PROBLEMS TO WORK ON =
1. Echo word for word the part of the court opinion on New York filing deadlines that runs from "The City argues" to "is therefore denied.".
2. Duplicate the lines of the entries below, from the line with "legend-item: 07. Kisvárosias" to the line with "inset-zone-number: 9 [327, 535, 347, 576]", both lines included, without changing anything.

SELECTED PASSAGE =
The statute of limitations for claims brought pursuant to the NYSHRL and NYCHRL is three years. Murphy v. Amer. Home Prod. Corp., 58 N.Y.2d 293, 307 (1983); N.Y. C.P.L.R. § 214(2). The continuing violation doctrine of Morgan applies to claims brought under the NYSHRL and NYCHRL. See Cruz v. Coach Stores. Inc., 202 F.3d 560, 565 n.l (2d Cir. 2000) (citing Leopold v. Baccarat, Inc., 174 F.3d 261, 264 n.1 (2d Cir. 1999) (NYSHRL); Landwehr v. Grey Adver. Inc., 622 N.Y.2d 17, 18 (N.Y. App. Div. 1995) (NYCHRL)); see also Fleming v. Verizon New York, Inc., 419 F. Supp. 2d 455, 465 (S.D.N.Y. 2005). The substantive standard for a prima facie hostile work environment claim pursuant to the NYSHRL is identical to that under Title VII, Schiano v. Quality Payroll Sys., Inc., 445 F.3d 597, 609 (2d Cir. 2006), while the NYCHRL standard for such a claim is less demanding. Williams v. New York City Hous. Auth., 61 A.D.3d 62, 66-67 (2009) ("[I]t is clear that interpretations of State or federal provisions worded similarly to [NYCHRL] provisions may be used as aids in interpretation only to the extent that the counterpart provisions arc viewed as a floor below which the [NYCHRL] cannot fall, rather than a ceiling above which the local law cannot rise.").

The City argues that, because Plaintiff tiled suit on August 1, 2007, any of Plaintiff's claims brought under the NYSHRL and NYCHRL which accrued prior to August 1, 2004, must be dismissed as barred by the applicable statute of limitations. For substantially the reasons explained in connection with the timeliness of Plaintiff's Title VII claim, the Court concludes that Plaintiff's pre-August 2004 claims based on incidents that are alleged to have been part of the hostile work environment arising from sexual pressure from Sanchez are timely. The City's motion for summary judgment dismissing any NYSHRL and NYCHRL claims based on Sanchez's actions prior to August 1, 2004 is therefore denied.

New York General Municipal Law § 50-e

To recover in tort against a New York municipality, a plaintiff must serve a Notice of Claim within 90 days of the accrual of the cause of action. N.Y. Gen. Municipal Law § 50-e. A notice of claim is a condition precedent to the commencement of a negligence action against the city. Glamm v City of Amsterdam, 67 A.D.2d 1056, 1057 (N.Y. App. Div. 1979), aff'd, 49 N.Y.2d 714 (N.Y. 1980). Federal courts entertaining state-law claims against a state's municipalities are obligated to apply that state's notice-of-claim provision. Felder v. Casey, 487 U.S. 131, 151 (1988).

DATA ENTRIES =

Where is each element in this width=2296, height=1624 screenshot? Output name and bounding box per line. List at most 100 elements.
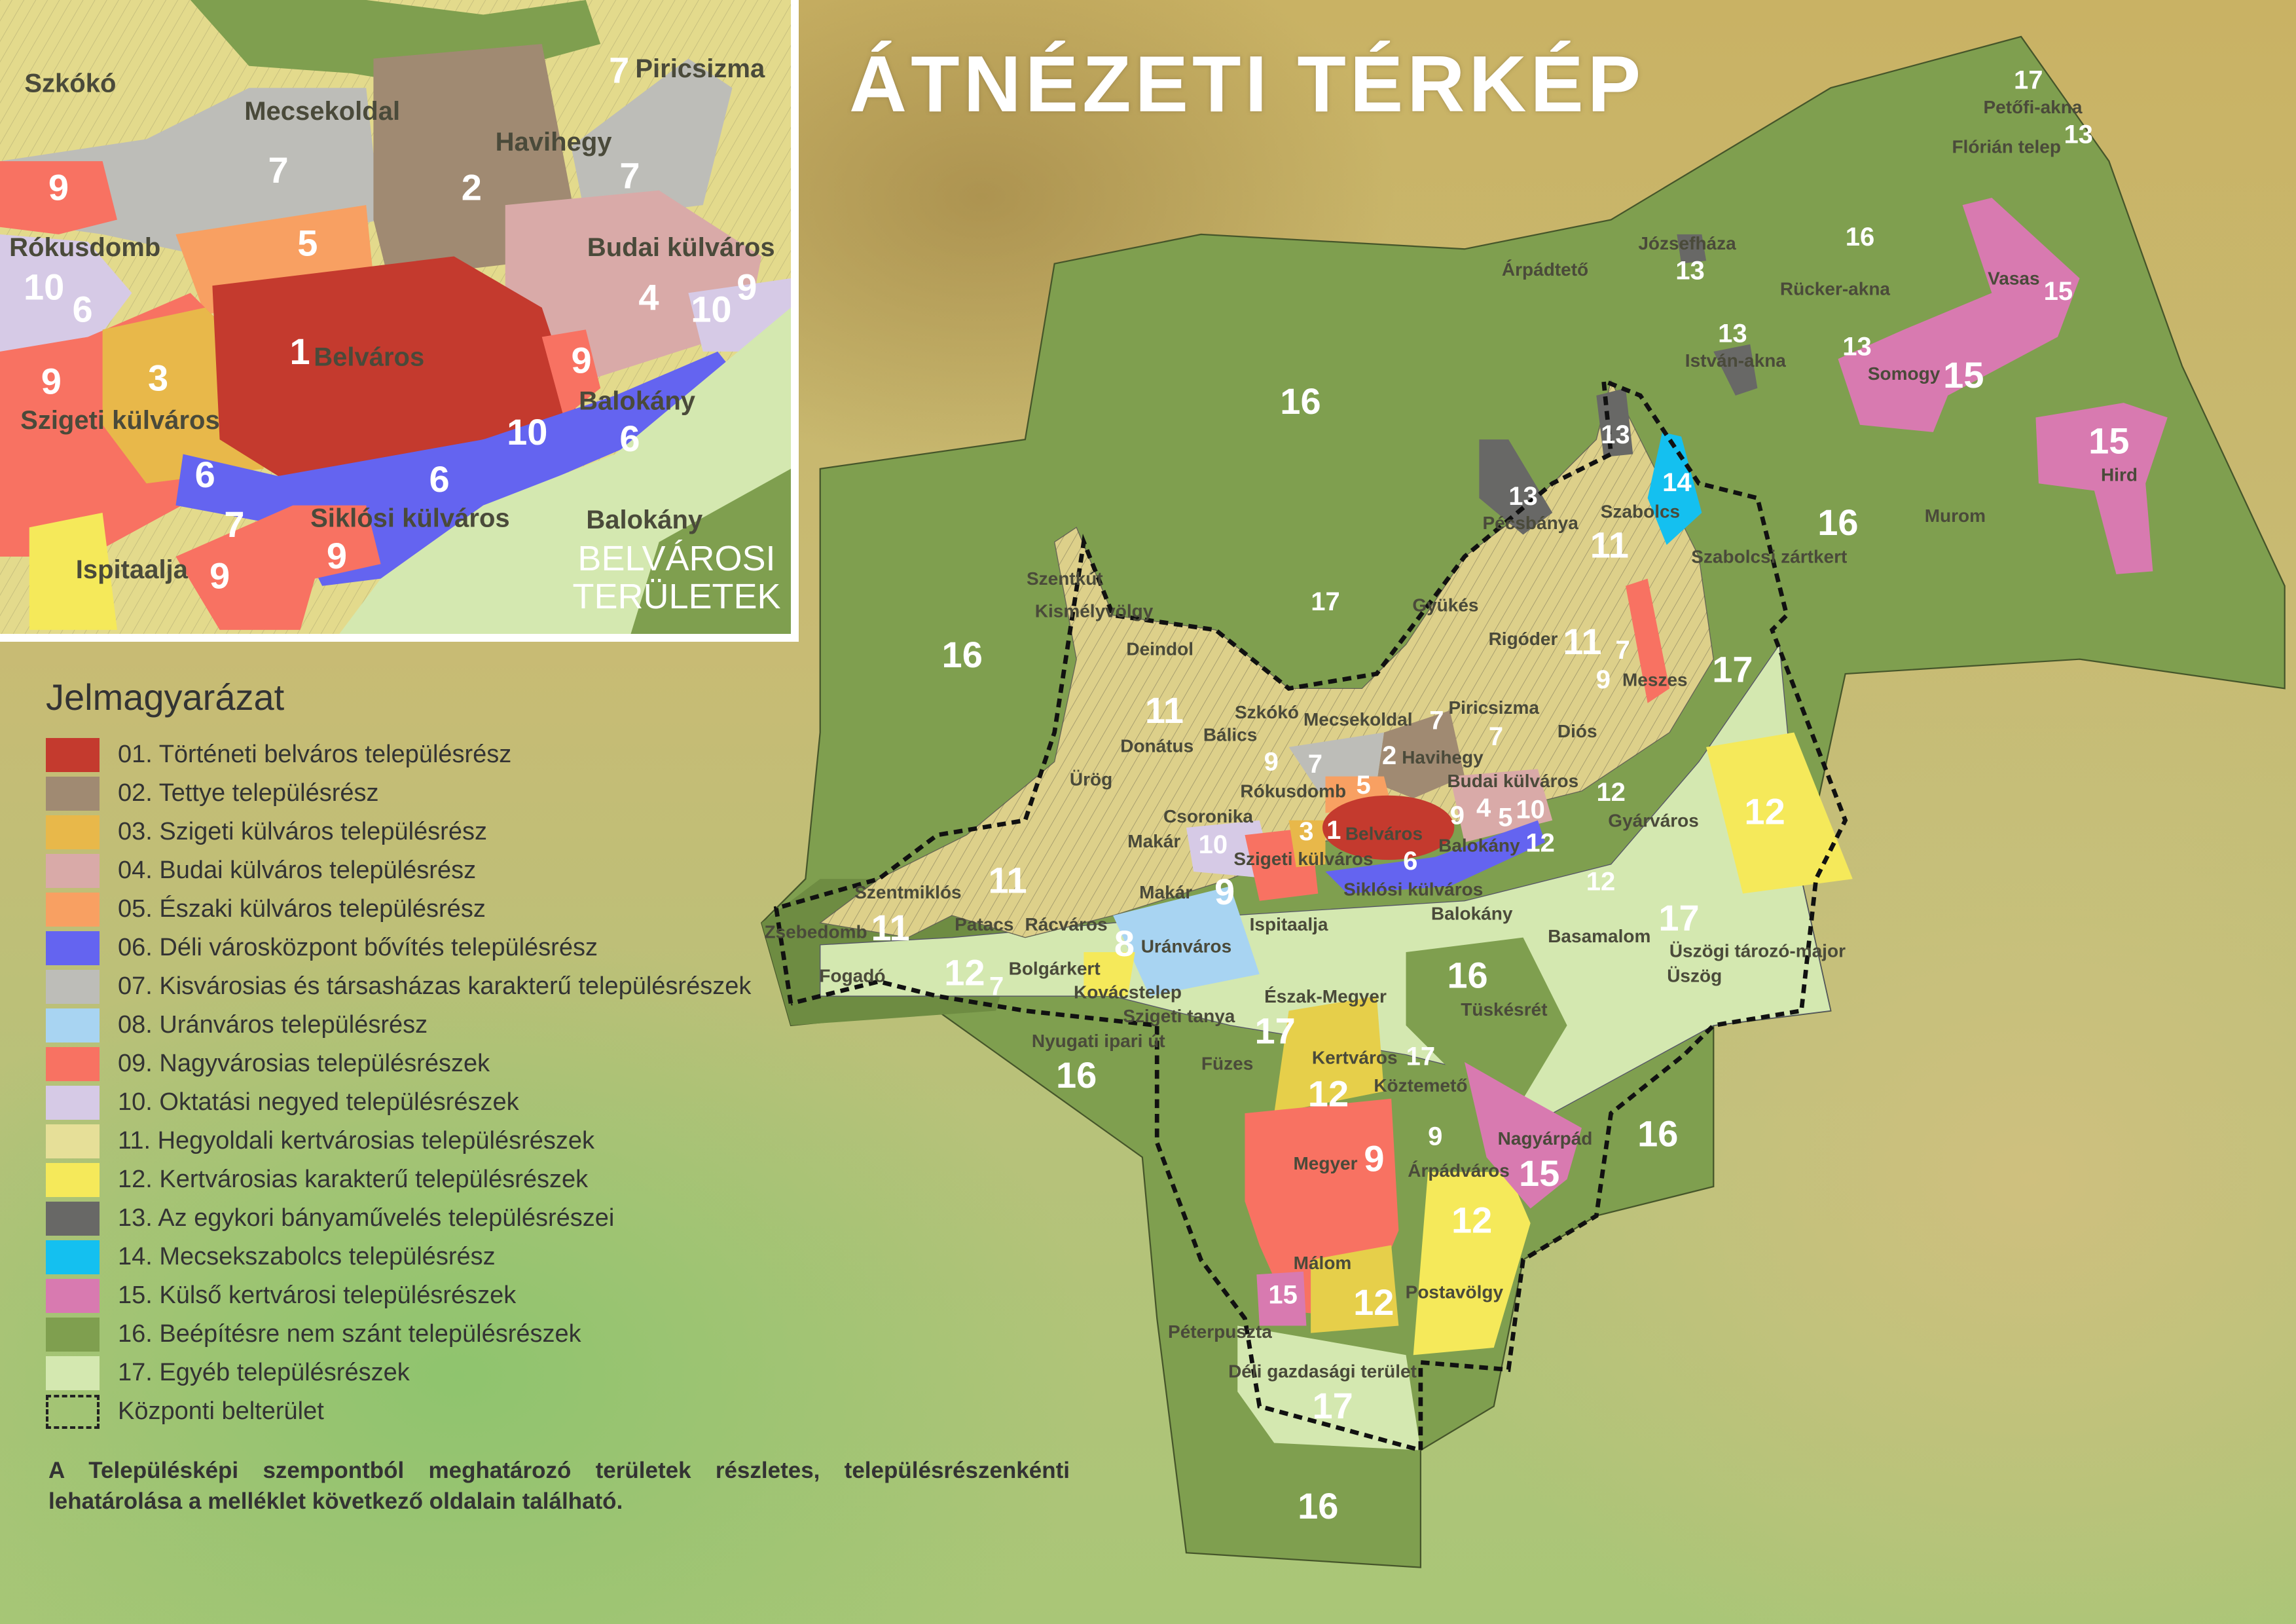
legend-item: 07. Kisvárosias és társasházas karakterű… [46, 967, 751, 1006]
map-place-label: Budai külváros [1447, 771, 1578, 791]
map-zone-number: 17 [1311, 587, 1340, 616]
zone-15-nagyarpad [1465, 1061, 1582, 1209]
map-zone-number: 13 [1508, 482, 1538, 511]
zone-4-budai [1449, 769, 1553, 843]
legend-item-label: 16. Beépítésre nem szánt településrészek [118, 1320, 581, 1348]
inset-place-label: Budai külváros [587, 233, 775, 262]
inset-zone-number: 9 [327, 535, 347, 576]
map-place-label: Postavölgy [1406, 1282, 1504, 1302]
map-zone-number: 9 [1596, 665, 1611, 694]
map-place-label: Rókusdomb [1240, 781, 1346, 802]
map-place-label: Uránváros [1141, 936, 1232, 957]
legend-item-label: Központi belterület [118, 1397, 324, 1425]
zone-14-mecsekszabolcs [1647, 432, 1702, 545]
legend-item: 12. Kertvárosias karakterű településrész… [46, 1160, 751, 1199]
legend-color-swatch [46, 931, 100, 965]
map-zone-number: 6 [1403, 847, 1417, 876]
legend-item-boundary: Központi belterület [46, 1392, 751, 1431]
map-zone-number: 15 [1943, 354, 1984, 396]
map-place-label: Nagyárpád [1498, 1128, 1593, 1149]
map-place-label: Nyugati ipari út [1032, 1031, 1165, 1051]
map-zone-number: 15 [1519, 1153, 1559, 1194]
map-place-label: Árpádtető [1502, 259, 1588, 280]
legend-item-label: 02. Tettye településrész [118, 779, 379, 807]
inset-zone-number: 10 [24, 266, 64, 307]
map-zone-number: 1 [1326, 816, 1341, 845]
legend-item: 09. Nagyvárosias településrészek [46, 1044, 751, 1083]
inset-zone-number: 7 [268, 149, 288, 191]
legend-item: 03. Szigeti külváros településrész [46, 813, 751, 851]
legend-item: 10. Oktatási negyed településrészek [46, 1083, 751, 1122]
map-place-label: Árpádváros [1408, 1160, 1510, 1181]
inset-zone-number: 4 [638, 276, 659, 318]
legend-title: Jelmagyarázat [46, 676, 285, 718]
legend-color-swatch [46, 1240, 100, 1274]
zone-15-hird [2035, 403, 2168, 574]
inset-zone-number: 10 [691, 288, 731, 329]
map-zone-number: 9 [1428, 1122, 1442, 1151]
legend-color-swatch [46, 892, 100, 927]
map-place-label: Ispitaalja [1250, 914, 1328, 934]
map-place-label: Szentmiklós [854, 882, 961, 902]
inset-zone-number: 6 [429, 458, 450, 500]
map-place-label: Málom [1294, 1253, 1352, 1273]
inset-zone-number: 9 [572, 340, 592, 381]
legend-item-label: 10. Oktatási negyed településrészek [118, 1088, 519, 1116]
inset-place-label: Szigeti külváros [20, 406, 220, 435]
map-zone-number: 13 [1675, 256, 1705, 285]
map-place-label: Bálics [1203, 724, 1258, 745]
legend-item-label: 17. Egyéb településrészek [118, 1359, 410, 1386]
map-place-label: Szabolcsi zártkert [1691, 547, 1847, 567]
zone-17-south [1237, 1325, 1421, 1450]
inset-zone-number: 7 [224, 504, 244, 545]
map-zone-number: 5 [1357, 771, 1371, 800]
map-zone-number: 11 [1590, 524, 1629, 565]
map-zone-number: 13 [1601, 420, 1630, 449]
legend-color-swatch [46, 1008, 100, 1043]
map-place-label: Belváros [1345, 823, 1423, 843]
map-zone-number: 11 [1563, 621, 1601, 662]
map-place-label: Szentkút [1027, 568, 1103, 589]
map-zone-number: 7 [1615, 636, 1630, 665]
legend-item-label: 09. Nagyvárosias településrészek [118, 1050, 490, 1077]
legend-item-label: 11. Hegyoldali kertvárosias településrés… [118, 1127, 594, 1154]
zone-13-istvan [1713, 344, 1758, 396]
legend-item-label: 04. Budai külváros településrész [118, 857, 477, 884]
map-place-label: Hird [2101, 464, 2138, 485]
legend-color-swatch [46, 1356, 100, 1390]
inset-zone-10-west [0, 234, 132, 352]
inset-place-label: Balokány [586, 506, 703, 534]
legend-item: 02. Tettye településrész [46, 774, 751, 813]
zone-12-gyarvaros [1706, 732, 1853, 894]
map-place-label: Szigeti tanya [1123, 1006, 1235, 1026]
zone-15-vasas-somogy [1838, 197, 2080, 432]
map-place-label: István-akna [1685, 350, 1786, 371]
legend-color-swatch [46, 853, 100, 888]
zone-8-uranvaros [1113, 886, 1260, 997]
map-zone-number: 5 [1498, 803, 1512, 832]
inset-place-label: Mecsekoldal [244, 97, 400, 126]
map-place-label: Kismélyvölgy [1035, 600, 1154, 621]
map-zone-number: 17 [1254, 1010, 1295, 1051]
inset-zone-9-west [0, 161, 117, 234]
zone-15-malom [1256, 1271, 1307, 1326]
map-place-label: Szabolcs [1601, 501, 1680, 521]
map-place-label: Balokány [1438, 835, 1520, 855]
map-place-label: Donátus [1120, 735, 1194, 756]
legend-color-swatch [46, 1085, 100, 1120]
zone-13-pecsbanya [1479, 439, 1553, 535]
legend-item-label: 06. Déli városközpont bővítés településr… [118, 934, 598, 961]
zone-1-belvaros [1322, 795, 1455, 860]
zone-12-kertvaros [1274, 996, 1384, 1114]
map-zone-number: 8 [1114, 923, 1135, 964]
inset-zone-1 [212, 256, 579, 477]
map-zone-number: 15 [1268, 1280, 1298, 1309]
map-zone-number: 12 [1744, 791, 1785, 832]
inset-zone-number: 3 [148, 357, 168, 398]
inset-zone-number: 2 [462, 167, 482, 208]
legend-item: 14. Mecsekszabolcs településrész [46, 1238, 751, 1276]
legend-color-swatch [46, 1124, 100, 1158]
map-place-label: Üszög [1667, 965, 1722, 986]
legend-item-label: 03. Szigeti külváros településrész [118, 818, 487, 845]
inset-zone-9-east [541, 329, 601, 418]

THE RESULTS =
1.
The City argues that, because Plaintiff tiled suit on August 1, 2007, any of Plaintiff's claims brought under the NYSHRL and NYCHRL which accrued prior to August 1, 2004, must be dismissed as barred by the applicable statute of limitations. For substantially the reasons explained in connection with the timeliness of Plaintiff's Title VII claim, the Court concludes that Plaintiff's pre-August 2004 claims based on incidents that are alleged to have been part of the hostile work environment arising from sexual pressure from Sanchez are timely. The City's motion for summary judgment dismissing any NYSHRL and NYCHRL claims based on Sanchez's actions prior to August 1, 2004 is therefore denied.

2.
legend-item: 07. Kisvárosias és társasházas karakterű… [46, 967, 751, 1006]
map-place-label: Budai külváros [1447, 771, 1578, 791]
map-zone-number: 17 [1311, 587, 1340, 616]
zone-15-nagyarpad [1465, 1061, 1582, 1209]
map-zone-number: 13 [1508, 482, 1538, 511]
zone-4-budai [1449, 769, 1553, 843]
legend-item-label: 16. Beépítésre nem szánt településrészek [118, 1320, 581, 1348]
inset-place-label: Budai külváros [587, 233, 775, 262]
inset-zone-number: 9 [327, 535, 347, 576]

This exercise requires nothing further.